Each entry that follows must be output without any deviation.

━━━━━━━━━━━━━━━━━━━━

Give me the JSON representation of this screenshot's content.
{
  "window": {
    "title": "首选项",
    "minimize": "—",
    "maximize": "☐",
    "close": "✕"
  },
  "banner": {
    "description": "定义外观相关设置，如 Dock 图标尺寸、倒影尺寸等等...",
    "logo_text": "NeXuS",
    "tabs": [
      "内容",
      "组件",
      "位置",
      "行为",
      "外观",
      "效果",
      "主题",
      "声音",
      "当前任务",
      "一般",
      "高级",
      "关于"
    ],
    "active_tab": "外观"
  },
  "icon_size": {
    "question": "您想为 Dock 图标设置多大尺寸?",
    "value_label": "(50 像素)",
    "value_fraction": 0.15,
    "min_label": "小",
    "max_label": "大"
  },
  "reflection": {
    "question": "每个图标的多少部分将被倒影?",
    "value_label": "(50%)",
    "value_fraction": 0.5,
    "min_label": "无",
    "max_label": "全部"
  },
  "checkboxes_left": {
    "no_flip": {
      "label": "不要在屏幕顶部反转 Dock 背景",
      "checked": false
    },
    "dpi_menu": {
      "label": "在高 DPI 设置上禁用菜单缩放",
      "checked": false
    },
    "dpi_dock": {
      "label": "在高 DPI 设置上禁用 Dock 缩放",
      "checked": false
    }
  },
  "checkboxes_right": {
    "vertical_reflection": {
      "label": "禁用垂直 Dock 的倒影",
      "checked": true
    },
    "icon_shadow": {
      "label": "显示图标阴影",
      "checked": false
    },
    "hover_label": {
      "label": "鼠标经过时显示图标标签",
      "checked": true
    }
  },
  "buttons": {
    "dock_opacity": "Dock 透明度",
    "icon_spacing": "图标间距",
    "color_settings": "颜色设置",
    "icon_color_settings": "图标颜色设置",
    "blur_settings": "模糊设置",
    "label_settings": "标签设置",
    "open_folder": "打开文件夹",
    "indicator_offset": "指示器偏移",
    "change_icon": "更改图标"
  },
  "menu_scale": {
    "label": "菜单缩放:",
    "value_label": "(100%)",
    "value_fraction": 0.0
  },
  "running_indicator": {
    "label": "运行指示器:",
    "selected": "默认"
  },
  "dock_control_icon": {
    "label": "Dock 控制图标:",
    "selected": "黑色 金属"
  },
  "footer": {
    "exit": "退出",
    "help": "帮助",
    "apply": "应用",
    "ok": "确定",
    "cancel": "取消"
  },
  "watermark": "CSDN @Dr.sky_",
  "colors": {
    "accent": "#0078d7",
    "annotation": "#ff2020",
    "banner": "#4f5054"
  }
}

━━━━━━━━━━━━━━━━━━━━

**SOLUTION TO THE PROBLEM**
Give me the JSON representation of this screenshot's content.
{
  "window": {
    "title": "首选项",
    "minimize": "—",
    "maximize": "☐",
    "close": "✕"
  },
  "banner": {
    "description": "定义外观相关设置，如 Dock 图标尺寸、倒影尺寸等等...",
    "logo_text": "NeXuS",
    "tabs": [
      "内容",
      "组件",
      "位置",
      "行为",
      "外观",
      "效果",
      "主题",
      "声音",
      "当前任务",
      "一般",
      "高级",
      "关于"
    ],
    "active_tab": "外观"
  },
  "icon_size": {
    "question": "您想为 Dock 图标设置多大尺寸?",
    "value_label": "(50 像素)",
    "value_fraction": 0.15,
    "min_label": "小",
    "max_label": "大"
  },
  "reflection": {
    "question": "每个图标的多少部分将被倒影?",
    "value_label": "(50%)",
    "value_fraction": 0.5,
    "min_label": "无",
    "max_label": "全部"
  },
  "checkboxes_left": {
    "no_flip": {
      "label": "不要在屏幕顶部反转 Dock 背景",
      "checked": false
    },
    "dpi_menu": {
      "label": "在高 DPI 设置上禁用菜单缩放",
      "checked": false
    },
    "dpi_dock": {
      "label": "在高 DPI 设置上禁用 Dock 缩放",
      "checked": false
    }
  },
  "checkboxes_right": {
    "vertical_reflection": {
      "label": "禁用垂直 Dock 的倒影",
      "checked": true
    },
    "icon_shadow": {
      "label": "显示图标阴影",
      "checked": false
    },
    "hover_label": {
      "label": "鼠标经过时显示图标标签",
      "checked": true
    }
  },
  "buttons": {
    "dock_opacity": "Dock 透明度",
    "icon_spacing": "图标间距",
    "color_settings": "颜色设置",
    "icon_color_settings": "图标颜色设置",
    "blur_settings": "模糊设置",
    "label_settings": "标签设置",
    "open_folder": "打开文件夹",
    "indicator_offset": "指示器偏移",
    "change_icon": "更改图标"
  },
  "menu_scale": {
    "label": "菜单缩放:",
    "value_label": "(100%)",
    "value_fraction": 0.0
  },
  "running_indicator": {
    "label": "运行指示器:",
    "selected": "默认"
  },
  "dock_control_icon": {
    "label": "Dock 控制图标:",
    "selected": "黑色 金属"
  },
  "footer": {
    "exit": "退出",
    "help": "帮助",
    "apply": "应用",
    "ok": "确定",
    "cancel": "取消"
  },
  "watermark": "CSDN @Dr.sky_",
  "colors": {
    "accent": "#0078d7",
    "annotation": "#ff2020",
    "banner": "#4f5054"
  }
}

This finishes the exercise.